Dataset items:
###
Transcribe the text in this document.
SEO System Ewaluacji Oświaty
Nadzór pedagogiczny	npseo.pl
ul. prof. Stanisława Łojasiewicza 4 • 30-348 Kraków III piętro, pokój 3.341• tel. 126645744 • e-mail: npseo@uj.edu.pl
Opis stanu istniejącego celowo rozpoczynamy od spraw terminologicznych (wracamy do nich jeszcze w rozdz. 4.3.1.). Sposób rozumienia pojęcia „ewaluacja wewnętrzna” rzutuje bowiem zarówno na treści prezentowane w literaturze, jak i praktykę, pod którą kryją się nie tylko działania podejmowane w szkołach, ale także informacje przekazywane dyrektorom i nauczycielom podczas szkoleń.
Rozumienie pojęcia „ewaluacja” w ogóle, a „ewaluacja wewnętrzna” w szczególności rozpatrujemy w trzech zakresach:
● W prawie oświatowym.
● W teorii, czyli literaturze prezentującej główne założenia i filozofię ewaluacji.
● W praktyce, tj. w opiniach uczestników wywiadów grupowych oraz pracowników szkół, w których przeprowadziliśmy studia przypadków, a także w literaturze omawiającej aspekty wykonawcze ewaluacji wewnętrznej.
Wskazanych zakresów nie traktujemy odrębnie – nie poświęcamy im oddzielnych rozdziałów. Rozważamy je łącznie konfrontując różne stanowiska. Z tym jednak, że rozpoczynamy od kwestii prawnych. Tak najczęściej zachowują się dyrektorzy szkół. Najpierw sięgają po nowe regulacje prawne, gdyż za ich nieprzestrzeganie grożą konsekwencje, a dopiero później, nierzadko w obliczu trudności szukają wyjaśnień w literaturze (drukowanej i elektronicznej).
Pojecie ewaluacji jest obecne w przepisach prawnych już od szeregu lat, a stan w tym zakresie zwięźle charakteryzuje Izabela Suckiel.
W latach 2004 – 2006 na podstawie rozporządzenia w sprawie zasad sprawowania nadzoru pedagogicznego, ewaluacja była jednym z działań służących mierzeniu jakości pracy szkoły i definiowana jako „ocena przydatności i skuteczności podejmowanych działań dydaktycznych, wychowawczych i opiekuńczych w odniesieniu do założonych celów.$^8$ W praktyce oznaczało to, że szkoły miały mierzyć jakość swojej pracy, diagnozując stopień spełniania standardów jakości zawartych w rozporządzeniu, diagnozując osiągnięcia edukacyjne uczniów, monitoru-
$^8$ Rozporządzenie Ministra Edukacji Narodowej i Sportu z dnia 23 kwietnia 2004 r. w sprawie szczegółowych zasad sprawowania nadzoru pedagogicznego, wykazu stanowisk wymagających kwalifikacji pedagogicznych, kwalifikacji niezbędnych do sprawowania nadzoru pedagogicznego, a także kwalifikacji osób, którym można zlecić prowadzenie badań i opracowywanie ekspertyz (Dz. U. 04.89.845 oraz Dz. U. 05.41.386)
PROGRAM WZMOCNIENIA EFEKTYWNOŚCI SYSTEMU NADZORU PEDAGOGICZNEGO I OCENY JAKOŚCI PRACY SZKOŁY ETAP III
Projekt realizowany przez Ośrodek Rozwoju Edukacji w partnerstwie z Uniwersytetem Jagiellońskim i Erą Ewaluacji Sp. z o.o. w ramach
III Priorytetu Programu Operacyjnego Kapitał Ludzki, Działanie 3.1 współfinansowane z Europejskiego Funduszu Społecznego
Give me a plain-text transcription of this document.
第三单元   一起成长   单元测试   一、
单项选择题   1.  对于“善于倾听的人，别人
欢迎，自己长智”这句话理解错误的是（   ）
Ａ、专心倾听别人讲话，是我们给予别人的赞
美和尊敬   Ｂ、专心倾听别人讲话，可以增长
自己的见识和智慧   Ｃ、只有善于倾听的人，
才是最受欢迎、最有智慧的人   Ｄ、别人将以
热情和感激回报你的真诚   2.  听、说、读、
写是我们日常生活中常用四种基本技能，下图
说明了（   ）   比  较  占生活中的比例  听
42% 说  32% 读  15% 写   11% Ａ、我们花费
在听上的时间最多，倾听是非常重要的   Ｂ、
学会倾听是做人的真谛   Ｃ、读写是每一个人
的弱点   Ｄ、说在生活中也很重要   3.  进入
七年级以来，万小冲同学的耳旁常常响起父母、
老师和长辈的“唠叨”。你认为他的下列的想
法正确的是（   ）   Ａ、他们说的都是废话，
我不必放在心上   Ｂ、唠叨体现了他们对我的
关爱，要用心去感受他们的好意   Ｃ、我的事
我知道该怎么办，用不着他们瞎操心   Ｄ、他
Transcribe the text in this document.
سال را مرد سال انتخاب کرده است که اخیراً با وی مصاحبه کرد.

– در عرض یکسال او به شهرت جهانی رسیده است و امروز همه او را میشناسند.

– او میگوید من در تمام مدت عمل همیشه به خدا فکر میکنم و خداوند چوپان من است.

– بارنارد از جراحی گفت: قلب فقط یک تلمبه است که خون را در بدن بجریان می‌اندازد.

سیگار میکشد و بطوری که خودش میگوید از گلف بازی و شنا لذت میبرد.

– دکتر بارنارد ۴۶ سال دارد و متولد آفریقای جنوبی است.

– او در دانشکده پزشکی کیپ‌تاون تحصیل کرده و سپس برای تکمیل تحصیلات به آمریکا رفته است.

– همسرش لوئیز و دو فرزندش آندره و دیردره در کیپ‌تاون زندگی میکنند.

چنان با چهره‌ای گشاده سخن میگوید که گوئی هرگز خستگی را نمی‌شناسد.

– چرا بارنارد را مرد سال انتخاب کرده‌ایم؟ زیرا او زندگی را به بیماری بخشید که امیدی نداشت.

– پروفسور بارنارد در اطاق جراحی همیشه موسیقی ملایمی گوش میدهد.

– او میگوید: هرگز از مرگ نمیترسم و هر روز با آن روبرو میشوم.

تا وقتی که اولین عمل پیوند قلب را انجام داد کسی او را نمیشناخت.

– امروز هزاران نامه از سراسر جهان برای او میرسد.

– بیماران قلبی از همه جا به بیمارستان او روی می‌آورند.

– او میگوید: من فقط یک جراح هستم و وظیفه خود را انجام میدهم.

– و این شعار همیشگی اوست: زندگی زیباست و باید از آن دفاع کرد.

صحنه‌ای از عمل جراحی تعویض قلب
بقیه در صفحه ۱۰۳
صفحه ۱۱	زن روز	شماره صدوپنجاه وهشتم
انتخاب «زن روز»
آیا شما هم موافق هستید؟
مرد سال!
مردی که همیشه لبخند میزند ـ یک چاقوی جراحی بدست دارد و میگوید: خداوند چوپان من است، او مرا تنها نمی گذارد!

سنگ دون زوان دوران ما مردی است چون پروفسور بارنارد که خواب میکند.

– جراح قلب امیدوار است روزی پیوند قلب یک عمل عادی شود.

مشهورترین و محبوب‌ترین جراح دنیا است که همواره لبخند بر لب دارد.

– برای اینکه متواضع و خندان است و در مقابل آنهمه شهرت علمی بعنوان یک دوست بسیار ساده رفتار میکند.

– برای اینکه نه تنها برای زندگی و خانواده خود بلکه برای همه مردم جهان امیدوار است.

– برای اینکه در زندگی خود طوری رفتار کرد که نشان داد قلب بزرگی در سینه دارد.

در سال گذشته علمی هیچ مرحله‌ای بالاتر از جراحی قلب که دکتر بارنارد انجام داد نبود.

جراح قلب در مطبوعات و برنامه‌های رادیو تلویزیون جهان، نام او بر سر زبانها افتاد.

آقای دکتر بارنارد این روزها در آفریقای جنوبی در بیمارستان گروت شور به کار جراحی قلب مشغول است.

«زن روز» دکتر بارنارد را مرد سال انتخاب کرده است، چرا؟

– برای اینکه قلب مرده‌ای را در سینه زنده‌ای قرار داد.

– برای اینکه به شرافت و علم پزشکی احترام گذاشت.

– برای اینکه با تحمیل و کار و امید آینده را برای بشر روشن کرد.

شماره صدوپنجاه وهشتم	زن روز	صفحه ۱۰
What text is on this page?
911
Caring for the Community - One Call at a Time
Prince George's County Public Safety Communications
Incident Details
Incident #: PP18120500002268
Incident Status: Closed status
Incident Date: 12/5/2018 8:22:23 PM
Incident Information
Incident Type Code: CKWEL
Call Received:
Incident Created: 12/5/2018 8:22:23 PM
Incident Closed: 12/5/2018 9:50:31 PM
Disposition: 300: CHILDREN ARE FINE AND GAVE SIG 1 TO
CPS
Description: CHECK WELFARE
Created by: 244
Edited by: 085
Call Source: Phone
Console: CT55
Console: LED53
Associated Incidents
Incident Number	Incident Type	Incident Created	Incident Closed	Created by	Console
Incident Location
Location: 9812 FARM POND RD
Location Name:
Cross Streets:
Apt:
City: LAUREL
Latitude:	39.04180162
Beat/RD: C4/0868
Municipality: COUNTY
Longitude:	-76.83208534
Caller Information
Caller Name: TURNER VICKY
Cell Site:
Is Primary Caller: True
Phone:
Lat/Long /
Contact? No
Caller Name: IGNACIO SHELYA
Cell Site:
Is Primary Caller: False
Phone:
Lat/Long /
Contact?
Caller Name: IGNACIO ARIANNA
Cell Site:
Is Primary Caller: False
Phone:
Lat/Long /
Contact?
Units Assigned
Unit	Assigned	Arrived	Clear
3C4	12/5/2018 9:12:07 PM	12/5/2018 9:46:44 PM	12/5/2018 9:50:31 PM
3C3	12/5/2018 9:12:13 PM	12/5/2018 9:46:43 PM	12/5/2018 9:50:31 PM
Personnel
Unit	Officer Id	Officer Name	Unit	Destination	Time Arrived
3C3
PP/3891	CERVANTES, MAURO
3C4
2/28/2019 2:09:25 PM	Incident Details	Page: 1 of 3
###
GIVEN PROBLEM.
Quote every line from the line containing "What text is on this page?" through the closing line of the listing, including both.

WORKED ANSWER.
What text is on this page?
911
Caring for the Community - One Call at a Time
Prince George's County Public Safety Communications
Incident Details
Incident #: PP18120500002268
Incident Status: Closed status
Incident Date: 12/5/2018 8:22:23 PM
Incident Information
Incident Type Code: CKWEL
Call Received:
Incident Created: 12/5/2018 8:22:23 PM
Incident Closed: 12/5/2018 9:50:31 PM
Disposition: 300: CHILDREN ARE FINE AND GAVE SIG 1 TO
CPS
Description: CHECK WELFARE
Created by: 244
Edited by: 085
Call Source: Phone
Console: CT55
Console: LED53
Associated Incidents
Incident Number	Incident Type	Incident Created	Incident Closed	Created by	Console
Incident Location
Location: 9812 FARM POND RD
Location Name:
Cross Streets:
Apt:
City: LAUREL
Latitude:	39.04180162
Beat/RD: C4/0868
Municipality: COUNTY
Longitude:	-76.83208534
Caller Information
Caller Name: TURNER VICKY
Cell Site:
Is Primary Caller: True
Phone:
Lat/Long /
Contact? No
Caller Name: IGNACIO SHELYA
Cell Site:
Is Primary Caller: False
Phone:
Lat/Long /
Contact?
Caller Name: IGNACIO ARIANNA
Cell Site:
Is Primary Caller: False
Phone:
Lat/Long /
Contact?
Units Assigned
Unit	Assigned	Arrived	Clear
3C4	12/5/2018 9:12:07 PM	12/5/2018 9:46:44 PM	12/5/2018 9:50:31 PM
3C3	12/5/2018 9:12:13 PM	12/5/2018 9:46:43 PM	12/5/2018 9:50:31 PM
Personnel
Unit	Officer Id	Officer Name	Unit	Destination	Time Arrived
3C3
PP/3891	CERVANTES, MAURO
3C4
2/28/2019 2:09:25 PM	Incident Details	Page: 1 of 3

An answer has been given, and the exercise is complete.